**YOUR OBJECTIVE**
Convert all the records into a two-column CSV headed description and locations. Give one row per record, with its text and its answer each in a single quoted field and every line break replaced by a space.

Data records
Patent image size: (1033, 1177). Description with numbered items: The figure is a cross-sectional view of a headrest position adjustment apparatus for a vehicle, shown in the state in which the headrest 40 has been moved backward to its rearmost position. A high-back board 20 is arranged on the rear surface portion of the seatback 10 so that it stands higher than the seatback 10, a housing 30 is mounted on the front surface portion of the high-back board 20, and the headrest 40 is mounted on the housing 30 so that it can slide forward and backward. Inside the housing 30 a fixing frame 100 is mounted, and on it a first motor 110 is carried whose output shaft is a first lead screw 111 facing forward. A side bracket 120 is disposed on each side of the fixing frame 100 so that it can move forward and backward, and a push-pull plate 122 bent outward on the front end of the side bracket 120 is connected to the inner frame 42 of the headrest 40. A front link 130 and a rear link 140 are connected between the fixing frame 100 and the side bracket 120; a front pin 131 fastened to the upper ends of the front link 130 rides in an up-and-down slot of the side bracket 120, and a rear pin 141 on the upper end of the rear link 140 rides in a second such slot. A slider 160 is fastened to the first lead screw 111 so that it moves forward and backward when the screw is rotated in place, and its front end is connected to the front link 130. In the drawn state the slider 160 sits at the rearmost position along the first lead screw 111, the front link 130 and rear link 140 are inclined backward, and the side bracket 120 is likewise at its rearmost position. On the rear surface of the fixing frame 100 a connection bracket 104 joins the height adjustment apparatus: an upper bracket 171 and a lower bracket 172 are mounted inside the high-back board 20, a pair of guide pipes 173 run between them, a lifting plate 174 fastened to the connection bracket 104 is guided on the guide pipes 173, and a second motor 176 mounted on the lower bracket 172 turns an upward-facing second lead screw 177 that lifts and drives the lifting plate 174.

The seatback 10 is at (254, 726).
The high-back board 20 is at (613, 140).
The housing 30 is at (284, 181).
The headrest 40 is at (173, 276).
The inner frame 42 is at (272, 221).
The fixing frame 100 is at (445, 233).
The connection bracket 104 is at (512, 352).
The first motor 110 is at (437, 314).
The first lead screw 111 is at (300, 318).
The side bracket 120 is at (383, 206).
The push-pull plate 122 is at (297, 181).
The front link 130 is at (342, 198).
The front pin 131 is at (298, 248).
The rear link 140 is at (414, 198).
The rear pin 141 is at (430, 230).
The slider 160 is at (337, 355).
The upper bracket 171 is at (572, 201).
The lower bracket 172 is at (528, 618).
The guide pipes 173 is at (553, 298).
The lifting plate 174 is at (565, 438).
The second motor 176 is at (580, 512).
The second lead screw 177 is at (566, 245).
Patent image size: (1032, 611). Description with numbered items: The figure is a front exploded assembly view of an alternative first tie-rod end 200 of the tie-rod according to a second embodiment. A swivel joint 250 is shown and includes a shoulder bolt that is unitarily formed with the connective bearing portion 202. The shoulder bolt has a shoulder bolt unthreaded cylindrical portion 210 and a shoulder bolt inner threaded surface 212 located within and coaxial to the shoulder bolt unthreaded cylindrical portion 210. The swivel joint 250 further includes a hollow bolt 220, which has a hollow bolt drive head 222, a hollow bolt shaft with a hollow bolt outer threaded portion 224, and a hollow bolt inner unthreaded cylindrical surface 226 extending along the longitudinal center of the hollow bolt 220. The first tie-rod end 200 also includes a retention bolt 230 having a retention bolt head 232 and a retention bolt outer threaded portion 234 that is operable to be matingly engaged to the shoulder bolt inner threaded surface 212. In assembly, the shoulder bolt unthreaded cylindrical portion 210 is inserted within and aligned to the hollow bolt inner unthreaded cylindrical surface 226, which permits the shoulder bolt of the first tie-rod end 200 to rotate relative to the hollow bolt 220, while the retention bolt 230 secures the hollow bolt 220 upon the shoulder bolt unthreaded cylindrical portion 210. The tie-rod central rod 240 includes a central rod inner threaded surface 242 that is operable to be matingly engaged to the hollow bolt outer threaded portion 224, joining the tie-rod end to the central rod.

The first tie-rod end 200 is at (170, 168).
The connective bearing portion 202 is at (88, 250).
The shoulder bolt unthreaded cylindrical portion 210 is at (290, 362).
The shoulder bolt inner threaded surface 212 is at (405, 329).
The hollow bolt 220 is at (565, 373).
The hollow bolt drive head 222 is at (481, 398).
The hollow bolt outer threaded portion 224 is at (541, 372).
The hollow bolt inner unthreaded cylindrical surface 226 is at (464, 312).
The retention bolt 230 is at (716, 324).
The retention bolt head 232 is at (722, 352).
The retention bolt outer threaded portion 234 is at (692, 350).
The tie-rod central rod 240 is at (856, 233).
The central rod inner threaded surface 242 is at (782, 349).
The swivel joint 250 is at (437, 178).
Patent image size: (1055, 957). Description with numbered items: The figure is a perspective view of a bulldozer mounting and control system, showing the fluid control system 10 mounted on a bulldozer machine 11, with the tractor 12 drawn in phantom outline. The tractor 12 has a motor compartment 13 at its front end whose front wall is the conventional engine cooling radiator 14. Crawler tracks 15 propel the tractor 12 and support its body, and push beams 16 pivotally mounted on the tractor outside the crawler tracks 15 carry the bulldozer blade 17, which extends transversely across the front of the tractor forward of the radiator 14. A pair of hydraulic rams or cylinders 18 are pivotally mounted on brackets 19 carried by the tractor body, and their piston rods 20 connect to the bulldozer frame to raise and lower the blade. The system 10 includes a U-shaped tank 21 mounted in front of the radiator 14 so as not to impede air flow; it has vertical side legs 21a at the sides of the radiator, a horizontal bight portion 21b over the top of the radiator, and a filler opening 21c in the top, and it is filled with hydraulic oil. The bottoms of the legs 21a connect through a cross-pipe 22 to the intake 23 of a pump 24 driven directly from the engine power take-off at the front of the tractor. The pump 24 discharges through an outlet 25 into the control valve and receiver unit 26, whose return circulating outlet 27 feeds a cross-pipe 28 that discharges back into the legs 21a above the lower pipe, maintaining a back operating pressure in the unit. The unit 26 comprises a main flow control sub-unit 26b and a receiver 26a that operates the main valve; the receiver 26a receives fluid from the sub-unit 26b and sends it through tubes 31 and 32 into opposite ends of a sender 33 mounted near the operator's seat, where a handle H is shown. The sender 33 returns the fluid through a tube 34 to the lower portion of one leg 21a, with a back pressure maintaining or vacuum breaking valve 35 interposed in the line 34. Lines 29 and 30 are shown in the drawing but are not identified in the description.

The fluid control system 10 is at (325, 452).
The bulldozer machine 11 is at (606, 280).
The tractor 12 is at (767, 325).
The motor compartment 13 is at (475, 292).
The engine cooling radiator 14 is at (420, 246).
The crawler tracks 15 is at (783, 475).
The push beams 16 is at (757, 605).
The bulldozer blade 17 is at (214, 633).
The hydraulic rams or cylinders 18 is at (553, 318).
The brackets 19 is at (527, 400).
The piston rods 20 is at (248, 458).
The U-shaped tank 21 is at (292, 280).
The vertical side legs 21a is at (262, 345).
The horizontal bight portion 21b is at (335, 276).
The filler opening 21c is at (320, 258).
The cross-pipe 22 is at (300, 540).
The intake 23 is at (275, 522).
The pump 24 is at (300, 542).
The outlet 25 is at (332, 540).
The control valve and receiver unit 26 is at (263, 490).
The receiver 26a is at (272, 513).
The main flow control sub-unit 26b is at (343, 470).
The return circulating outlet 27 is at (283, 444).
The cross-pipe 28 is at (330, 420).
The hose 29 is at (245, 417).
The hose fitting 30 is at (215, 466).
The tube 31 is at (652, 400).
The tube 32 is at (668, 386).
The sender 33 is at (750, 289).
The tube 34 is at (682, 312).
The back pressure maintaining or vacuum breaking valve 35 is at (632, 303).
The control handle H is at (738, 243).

**RESPONSE TO THIS TASK**
description,locations
"Patent image size: (1033, 1177). Description with numbered items: The figure is a cross-sectional view of a headrest position adjustment apparatus for a vehicle, shown in the state in which the headrest 40 has been moved backward to its rearmost position. A high-back board 20 is arranged on the rear surface portion of the seatback 10 so that it stands higher than the seatback 10, a housing 30 is mounted on the front surface portion of the high-back board 20, and the headrest 40 is mounted on the housing 30 so that it can slide forward and backward. Inside the housing 30 a fixing frame 100 is mounted, and on it a first motor 110 is carried whose output shaft is a first lead screw 111 facing forward. A side bracket 120 is disposed on each side of the fixing frame 100 so that it can move forward and backward, and a push-pull plate 122 bent outward on the front end of the side bracket 120 is connected to the inner frame 42 of the headrest 40. A front link 130 and a rear link 140 are connected between the fixing frame 100 and the side bracket 120; a front pin 131 fastened to the upper ends of the front link 130 rides in an up-and-down slot of the side bracket 120, and a rear pin 141 on the upper end of the rear link 140 rides in a second such slot. A slider 160 is fastened to the first lead screw 111 so that it moves forward and backward when the screw is rotated in place, and its front end is connected to the front link 130. In the drawn state the slider 160 sits at the rearmost position along the first lead screw 111, the front link 130 and rear link 140 are inclined backward, and the side bracket 120 is likewise at its rearmost position. On the rear surface of the fixing frame 100 a connection bracket 104 joins the height adjustment apparatus: an upper bracket 171 and a lower bracket 172 are mounted inside the high-back board 20, a pair of guide pipes 173 run between them, a lifting plate 174 fastened to the connection bracket 104 is guided on the guide pipes 173, and a second motor 176 mounted on the lower bracket 172 turns an upward-facing second lead screw 177 that lifts and drives the lifting plate 174.","The seatback 10 is at (254, 726). The high-back board 20 is at (613, 140). The housing 30 is at (284, 181). The headrest 40 is at (173, 276). The inner frame 42 is at (272, 221). The fixing frame 100 is at (445, 233). The connection bracket 104 is at (512, 352). The first motor 110 is at (437, 314). The first lead screw 111 is at (300, 318). The side bracket 120 is at (383, 206). The push-pull plate 122 is at (297, 181). The front link 130 is at (342, 198). The front pin 131 is at (298, 248). The rear link 140 is at (414, 198). The rear pin 141 is at (430, 230). The slider 160 is at (337, 355). The upper bracket 171 is at (572, 201). The lower bracket 172 is at (528, 618). The guide pipes 173 is at (553, 298). The lifting plate 174 is at (565, 438). The second motor 176 is at (580, 512). The second lead screw 177 is at (566, 245)."
"Patent image size: (1032, 611). Description with numbered items: The figure is a front exploded assembly view of an alternative first tie-rod end 200 of the tie-rod according to a second embodiment. A swivel joint 250 is shown and includes a shoulder bolt that is unitarily formed with the connective bearing portion 202. The shoulder bolt has a shoulder bolt unthreaded cylindrical portion 210 and a shoulder bolt inner threaded surface 212 located within and coaxial to the shoulder bolt unthreaded cylindrical portion 210. The swivel joint 250 further includes a hollow bolt 220, which has a hollow bolt drive head 222, a hollow bolt shaft with a hollow bolt outer threaded portion 224, and a hollow bolt inner unthreaded cylindrical surface 226 extending along the longitudinal center of the hollow bolt 220. The first tie-rod end 200 also includes a retention bolt 230 having a retention bolt head 232 and a retention bolt outer threaded portion 234 that is operable to be matingly engaged to the shoulder bolt inner threaded surface 212. In assembly, the shoulder bolt unthreaded cylindrical portion 210 is inserted within and aligned to the hollow bolt inner unthreaded cylindrical surface 226, which permits the shoulder bolt of the first tie-rod end 200 to rotate relative to the hollow bolt 220, while the retention bolt 230 secures the hollow bolt 220 upon the shoulder bolt unthreaded cylindrical portion 210. The tie-rod central rod 240 includes a central rod inner threaded surface 242 that is operable to be matingly engaged to the hollow bolt outer threaded portion 224, joining the tie-rod end to the central rod.","The first tie-rod end 200 is at (170, 168). The connective bearing portion 202 is at (88, 250). The shoulder bolt unthreaded cylindrical portion 210 is at (290, 362). The shoulder bolt inner threaded surface 212 is at (405, 329). The hollow bolt 220 is at (565, 373). The hollow bolt drive head 222 is at (481, 398). The hollow bolt outer threaded portion 224 is at (541, 372). The hollow bolt inner unthreaded cylindrical surface 226 is at (464, 312). The retention bolt 230 is at (716, 324). The retention bolt head 232 is at (722, 352). The retention bolt outer threaded portion 234 is at (692, 350). The tie-rod central rod 240 is at (856, 233). The central rod inner threaded surface 242 is at (782, 349). The swivel joint 250 is at (437, 178)."
"Patent image size: (1055, 957). Description with numbered items: The figure is a perspective view of a bulldozer mounting and control system, showing the fluid control system 10 mounted on a bulldozer machine 11, with the tractor 12 drawn in phantom outline. The tractor 12 has a motor compartment 13 at its front end whose front wall is the conventional engine cooling radiator 14. Crawler tracks 15 propel the tractor 12 and support its body, and push beams 16 pivotally mounted on the tractor outside the crawler tracks 15 carry the bulldozer blade 17, which extends transversely across the front of the tractor forward of the radiator 14. A pair of hydraulic rams or cylinders 18 are pivotally mounted on brackets 19 carried by the tractor body, and their piston rods 20 connect to the bulldozer frame to raise and lower the blade. The system 10 includes a U-shaped tank 21 mounted in front of the radiator 14 so as not to impede air flow; it has vertical side legs 21a at the sides of the radiator, a horizontal bight portion 21b over the top of the radiator, and a filler opening 21c in the top, and it is filled with hydraulic oil. The bottoms of the legs 21a connect through a cross-pipe 22 to the intake 23 of a pump 24 driven directly from the engine power take-off at the front of the tractor. The pump 24 discharges through an outlet 25 into the control valve and receiver unit 26, whose return circulating outlet 27 feeds a cross-pipe 28 that discharges back into the legs 21a above the lower pipe, maintaining a back operating pressure in the unit. The unit 26 comprises a main flow control sub-unit 26b and a receiver 26a that operates the main valve; the receiver 26a receives fluid from the sub-unit 26b and sends it through tubes 31 and 32 into opposite ends of a sender 33 mounted near the operator's seat, where a handle H is shown. The sender 33 returns the fluid through a tube 34 to the lower portion of one leg 21a, with a back pressure maintaining or vacuum breaking valve 35 interposed in the line 34. Lines 29 and 30 are shown in the drawing but are not identified in the description.","The fluid control system 10 is at (325, 452). The bulldozer machine 11 is at (606, 280). The tractor 12 is at (767, 325). The motor compartment 13 is at (475, 292). The engine cooling radiator 14 is at (420, 246). The crawler tracks 15 is at (783, 475). The push beams 16 is at (757, 605). The bulldozer blade 17 is at (214, 633). The hydraulic rams or cylinders 18 is at (553, 318). The brackets 19 is at (527, 400). The piston rods 20 is at (248, 458). The U-shaped tank 21 is at (292, 280). The vertical side legs 21a is at (262, 345). The horizontal bight portion 21b is at (335, 276). The filler opening 21c is at (320, 258). The cross-pipe 22 is at (300, 540). The intake 23 is at (275, 522). The pump 24 is at (300, 542). The outlet 25 is at (332, 540). The control valve and receiver unit 26 is at (263, 490). The receiver 26a is at (272, 513). The main flow control sub-unit 26b is at (343, 470). The return circulating outlet 27 is at (283, 444). The cross-pipe 28 is at (330, 420). The hose 29 is at (245, 417). The hose fitting 30 is at (215, 466). The tube 31 is at (652, 400). The tube 32 is at (668, 386). The sender 33 is at (750, 289). The tube 34 is at (682, 312). The back pressure maintaining or vacuum breaking valve 35 is at (632, 303). The control handle H is at (738, 243)."